▶ _Provided records_:
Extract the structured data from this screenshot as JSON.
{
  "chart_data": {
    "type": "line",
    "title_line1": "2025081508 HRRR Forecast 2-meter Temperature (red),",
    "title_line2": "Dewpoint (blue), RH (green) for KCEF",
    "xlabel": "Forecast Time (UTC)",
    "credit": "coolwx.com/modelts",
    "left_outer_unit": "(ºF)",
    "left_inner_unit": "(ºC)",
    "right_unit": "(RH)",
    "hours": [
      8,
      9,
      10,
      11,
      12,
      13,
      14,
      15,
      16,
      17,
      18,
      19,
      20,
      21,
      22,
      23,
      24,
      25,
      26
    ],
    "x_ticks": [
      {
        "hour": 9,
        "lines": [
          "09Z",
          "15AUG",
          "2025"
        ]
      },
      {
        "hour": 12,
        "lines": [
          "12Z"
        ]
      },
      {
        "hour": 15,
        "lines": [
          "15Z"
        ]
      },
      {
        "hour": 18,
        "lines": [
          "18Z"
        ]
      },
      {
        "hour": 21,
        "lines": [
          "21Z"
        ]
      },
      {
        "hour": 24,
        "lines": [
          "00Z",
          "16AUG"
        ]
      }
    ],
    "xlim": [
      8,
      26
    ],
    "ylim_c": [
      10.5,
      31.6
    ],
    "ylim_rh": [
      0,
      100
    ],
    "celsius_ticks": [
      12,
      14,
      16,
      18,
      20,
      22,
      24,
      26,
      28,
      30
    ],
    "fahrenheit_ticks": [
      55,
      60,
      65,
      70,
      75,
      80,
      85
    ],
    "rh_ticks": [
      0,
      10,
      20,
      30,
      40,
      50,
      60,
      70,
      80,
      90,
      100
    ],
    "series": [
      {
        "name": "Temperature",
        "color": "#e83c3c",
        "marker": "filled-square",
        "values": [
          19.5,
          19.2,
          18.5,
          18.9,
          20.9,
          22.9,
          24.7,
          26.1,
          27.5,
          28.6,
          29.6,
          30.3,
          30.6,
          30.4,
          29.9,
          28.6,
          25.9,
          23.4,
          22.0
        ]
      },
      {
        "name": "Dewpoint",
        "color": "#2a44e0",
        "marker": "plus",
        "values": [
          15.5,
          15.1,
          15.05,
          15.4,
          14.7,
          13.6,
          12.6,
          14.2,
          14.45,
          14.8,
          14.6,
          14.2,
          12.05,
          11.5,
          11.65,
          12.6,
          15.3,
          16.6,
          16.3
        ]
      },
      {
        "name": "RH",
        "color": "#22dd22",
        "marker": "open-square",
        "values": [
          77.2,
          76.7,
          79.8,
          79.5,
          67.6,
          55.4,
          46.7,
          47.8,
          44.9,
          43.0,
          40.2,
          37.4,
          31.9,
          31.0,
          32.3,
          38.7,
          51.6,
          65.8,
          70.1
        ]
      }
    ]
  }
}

▶ _Request_: Repeat the listing in full, keeping every line exactly as it is.

▶ _Final answer_:
Extract the structured data from this screenshot as JSON.
{
  "chart_data": {
    "type": "line",
    "title_line1": "2025081508 HRRR Forecast 2-meter Temperature (red),",
    "title_line2": "Dewpoint (blue), RH (green) for KCEF",
    "xlabel": "Forecast Time (UTC)",
    "credit": "coolwx.com/modelts",
    "left_outer_unit": "(ºF)",
    "left_inner_unit": "(ºC)",
    "right_unit": "(RH)",
    "hours": [
      8,
      9,
      10,
      11,
      12,
      13,
      14,
      15,
      16,
      17,
      18,
      19,
      20,
      21,
      22,
      23,
      24,
      25,
      26
    ],
    "x_ticks": [
      {
        "hour": 9,
        "lines": [
          "09Z",
          "15AUG",
          "2025"
        ]
      },
      {
        "hour": 12,
        "lines": [
          "12Z"
        ]
      },
      {
        "hour": 15,
        "lines": [
          "15Z"
        ]
      },
      {
        "hour": 18,
        "lines": [
          "18Z"
        ]
      },
      {
        "hour": 21,
        "lines": [
          "21Z"
        ]
      },
      {
        "hour": 24,
        "lines": [
          "00Z",
          "16AUG"
        ]
      }
    ],
    "xlim": [
      8,
      26
    ],
    "ylim_c": [
      10.5,
      31.6
    ],
    "ylim_rh": [
      0,
      100
    ],
    "celsius_ticks": [
      12,
      14,
      16,
      18,
      20,
      22,
      24,
      26,
      28,
      30
    ],
    "fahrenheit_ticks": [
      55,
      60,
      65,
      70,
      75,
      80,
      85
    ],
    "rh_ticks": [
      0,
      10,
      20,
      30,
      40,
      50,
      60,
      70,
      80,
      90,
      100
    ],
    "series": [
      {
        "name": "Temperature",
        "color": "#e83c3c",
        "marker": "filled-square",
        "values": [
          19.5,
          19.2,
          18.5,
          18.9,
          20.9,
          22.9,
          24.7,
          26.1,
          27.5,
          28.6,
          29.6,
          30.3,
          30.6,
          30.4,
          29.9,
          28.6,
          25.9,
          23.4,
          22.0
        ]
      },
      {
        "name": "Dewpoint",
        "color": "#2a44e0",
        "marker": "plus",
        "values": [
          15.5,
          15.1,
          15.05,
          15.4,
          14.7,
          13.6,
          12.6,
          14.2,
          14.45,
          14.8,
          14.6,
          14.2,
          12.05,
          11.5,
          11.65,
          12.6,
          15.3,
          16.6,
          16.3
        ]
      },
      {
        "name": "RH",
        "color": "#22dd22",
        "marker": "open-square",
        "values": [
          77.2,
          76.7,
          79.8,
          79.5,
          67.6,
          55.4,
          46.7,
          47.8,
          44.9,
          43.0,
          40.2,
          37.4,
          31.9,
          31.0,
          32.3,
          38.7,
          51.6,
          65.8,
          70.1
        ]
      }
    ]
  }
}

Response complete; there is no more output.